EXERCISE REQUIREMENTS> Check each line of the listing for the word "grid" and report how many lines contain it, giving nothing but the number.

DATA PROVIDED>
--- begin ---

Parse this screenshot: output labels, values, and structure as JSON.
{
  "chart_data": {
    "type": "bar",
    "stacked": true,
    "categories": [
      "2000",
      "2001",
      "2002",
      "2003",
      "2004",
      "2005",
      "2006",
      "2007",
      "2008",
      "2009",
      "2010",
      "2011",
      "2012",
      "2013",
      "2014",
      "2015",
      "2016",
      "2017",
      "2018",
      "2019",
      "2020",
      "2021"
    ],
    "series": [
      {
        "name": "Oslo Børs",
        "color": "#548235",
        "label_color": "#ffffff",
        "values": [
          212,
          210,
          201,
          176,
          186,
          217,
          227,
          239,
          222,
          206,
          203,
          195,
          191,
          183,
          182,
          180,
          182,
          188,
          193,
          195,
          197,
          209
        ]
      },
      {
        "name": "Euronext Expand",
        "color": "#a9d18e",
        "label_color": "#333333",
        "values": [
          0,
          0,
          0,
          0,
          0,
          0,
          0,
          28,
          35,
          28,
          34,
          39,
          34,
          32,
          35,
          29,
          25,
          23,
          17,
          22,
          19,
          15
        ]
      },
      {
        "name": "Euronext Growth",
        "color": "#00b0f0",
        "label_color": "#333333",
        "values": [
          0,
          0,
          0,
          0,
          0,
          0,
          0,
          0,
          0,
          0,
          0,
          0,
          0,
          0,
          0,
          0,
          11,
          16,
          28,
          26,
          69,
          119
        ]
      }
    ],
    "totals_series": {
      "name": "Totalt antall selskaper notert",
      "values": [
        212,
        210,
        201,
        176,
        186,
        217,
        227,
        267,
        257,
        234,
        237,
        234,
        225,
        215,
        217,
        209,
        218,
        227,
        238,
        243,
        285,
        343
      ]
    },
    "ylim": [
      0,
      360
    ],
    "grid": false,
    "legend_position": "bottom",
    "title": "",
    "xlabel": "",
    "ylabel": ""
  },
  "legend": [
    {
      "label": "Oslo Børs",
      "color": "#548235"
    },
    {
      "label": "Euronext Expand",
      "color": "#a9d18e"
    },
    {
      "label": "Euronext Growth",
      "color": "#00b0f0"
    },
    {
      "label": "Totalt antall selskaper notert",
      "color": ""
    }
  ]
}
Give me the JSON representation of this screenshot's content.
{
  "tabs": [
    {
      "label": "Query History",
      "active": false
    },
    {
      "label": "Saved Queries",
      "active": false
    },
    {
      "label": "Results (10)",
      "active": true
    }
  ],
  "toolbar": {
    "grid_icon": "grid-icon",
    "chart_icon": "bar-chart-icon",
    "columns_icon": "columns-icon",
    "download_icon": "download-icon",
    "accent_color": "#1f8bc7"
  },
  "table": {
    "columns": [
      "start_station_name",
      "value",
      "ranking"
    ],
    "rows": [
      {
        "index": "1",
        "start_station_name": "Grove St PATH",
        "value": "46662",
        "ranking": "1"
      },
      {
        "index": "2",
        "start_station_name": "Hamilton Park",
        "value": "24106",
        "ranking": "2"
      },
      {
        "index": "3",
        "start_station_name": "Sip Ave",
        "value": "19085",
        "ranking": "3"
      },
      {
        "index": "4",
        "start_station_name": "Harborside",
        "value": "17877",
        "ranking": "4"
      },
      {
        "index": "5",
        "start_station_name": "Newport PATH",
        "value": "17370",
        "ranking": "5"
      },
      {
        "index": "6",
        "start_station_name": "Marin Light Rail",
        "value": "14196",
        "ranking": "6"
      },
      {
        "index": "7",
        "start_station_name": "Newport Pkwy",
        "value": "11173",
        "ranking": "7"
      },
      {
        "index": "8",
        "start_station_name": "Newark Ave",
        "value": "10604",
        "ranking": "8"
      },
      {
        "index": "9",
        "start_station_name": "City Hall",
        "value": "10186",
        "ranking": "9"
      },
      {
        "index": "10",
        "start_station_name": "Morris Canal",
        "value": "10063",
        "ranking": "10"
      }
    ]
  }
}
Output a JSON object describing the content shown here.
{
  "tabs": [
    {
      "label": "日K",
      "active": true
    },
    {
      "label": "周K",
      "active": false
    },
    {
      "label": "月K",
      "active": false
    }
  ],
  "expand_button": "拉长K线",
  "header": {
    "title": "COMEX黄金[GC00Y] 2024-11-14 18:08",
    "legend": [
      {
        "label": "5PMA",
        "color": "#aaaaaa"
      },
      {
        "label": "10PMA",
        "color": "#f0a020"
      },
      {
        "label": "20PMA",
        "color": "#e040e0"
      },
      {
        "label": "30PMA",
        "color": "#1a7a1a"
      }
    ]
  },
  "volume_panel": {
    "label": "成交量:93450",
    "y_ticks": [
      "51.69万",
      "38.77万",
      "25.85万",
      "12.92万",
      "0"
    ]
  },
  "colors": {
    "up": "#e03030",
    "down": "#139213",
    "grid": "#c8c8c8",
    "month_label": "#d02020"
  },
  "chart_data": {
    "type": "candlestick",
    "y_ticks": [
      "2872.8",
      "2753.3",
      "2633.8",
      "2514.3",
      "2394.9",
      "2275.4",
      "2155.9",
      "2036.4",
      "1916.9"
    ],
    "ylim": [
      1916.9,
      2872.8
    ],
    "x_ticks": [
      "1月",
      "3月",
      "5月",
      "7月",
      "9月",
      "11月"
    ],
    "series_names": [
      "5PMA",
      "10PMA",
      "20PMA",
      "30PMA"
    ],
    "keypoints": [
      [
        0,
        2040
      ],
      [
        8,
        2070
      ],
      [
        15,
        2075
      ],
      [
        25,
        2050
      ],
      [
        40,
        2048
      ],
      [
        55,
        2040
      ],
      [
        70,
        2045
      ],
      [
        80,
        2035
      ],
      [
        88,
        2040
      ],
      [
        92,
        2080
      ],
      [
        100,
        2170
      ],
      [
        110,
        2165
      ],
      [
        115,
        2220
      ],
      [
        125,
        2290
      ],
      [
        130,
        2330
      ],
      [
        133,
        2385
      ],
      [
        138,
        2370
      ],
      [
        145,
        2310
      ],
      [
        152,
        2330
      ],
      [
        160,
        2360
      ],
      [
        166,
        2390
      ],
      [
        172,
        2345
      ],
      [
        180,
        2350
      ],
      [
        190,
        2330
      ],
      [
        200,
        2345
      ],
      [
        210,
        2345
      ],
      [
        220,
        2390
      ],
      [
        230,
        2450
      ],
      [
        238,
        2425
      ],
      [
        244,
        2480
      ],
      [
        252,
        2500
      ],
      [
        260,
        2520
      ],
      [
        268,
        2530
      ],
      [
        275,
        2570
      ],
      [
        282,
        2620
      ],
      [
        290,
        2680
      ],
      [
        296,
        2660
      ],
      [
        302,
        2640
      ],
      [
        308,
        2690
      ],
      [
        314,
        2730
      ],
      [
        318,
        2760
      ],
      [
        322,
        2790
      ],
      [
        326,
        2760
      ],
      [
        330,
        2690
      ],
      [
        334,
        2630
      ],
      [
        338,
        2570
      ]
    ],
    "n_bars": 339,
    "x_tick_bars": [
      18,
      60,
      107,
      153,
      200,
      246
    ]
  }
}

--- end ---

COMPLETE OUTPUT> 3